■ **What needs to be done**
Check each line of the listing, and copy it if it contains the word "name".

Source data:

- - -

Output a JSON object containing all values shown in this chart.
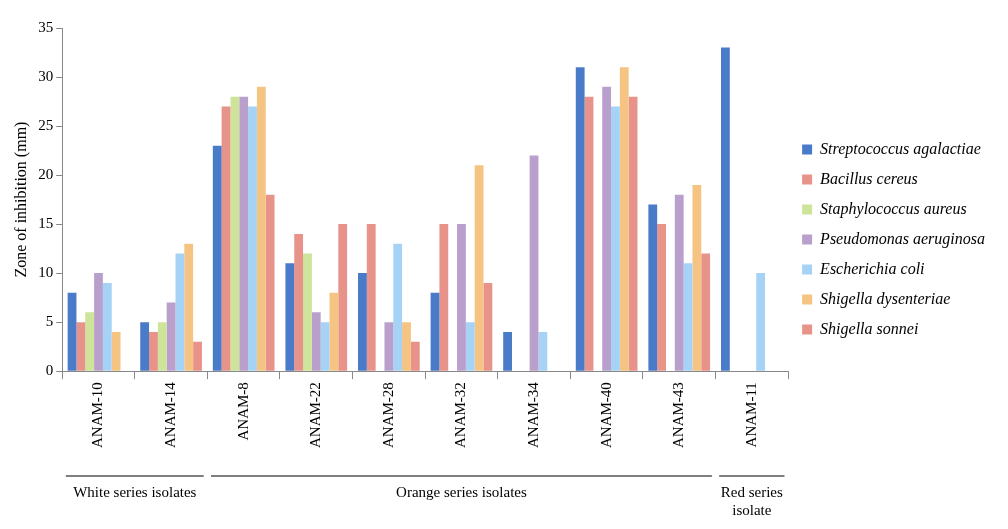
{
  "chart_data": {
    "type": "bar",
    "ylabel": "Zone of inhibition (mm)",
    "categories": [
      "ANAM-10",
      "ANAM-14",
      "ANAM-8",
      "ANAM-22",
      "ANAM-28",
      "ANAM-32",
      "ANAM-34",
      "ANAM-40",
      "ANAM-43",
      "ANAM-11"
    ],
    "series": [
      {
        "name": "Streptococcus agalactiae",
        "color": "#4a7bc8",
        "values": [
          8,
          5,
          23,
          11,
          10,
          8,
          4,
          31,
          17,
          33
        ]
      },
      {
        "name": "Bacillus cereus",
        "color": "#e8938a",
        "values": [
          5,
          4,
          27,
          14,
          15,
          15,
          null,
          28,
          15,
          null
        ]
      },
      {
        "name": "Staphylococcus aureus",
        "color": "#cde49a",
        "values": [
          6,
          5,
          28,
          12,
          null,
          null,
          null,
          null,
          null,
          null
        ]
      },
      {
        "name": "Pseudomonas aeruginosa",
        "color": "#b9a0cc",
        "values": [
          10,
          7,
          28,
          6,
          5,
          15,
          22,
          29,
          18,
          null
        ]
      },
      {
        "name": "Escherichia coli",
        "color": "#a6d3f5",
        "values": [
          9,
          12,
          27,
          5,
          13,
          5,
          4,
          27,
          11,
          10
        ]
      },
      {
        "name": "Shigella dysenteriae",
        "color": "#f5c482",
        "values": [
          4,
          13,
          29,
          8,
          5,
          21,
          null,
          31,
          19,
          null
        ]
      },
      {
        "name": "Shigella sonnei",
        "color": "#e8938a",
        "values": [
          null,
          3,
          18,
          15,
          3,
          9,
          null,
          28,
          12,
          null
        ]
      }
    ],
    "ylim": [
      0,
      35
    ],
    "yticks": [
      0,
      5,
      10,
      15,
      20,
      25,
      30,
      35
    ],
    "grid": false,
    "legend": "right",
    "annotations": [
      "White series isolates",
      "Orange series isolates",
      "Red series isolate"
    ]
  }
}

- - -

■ **Output for this task**
        "name": "Streptococcus agalactiae",
        "name": "Bacillus cereus",
        "name": "Staphylococcus aureus",
        "name": "Pseudomonas aeruginosa",
        "name": "Escherichia coli",
        "name": "Shigella dysenteriae",
        "name": "Shigella sonnei",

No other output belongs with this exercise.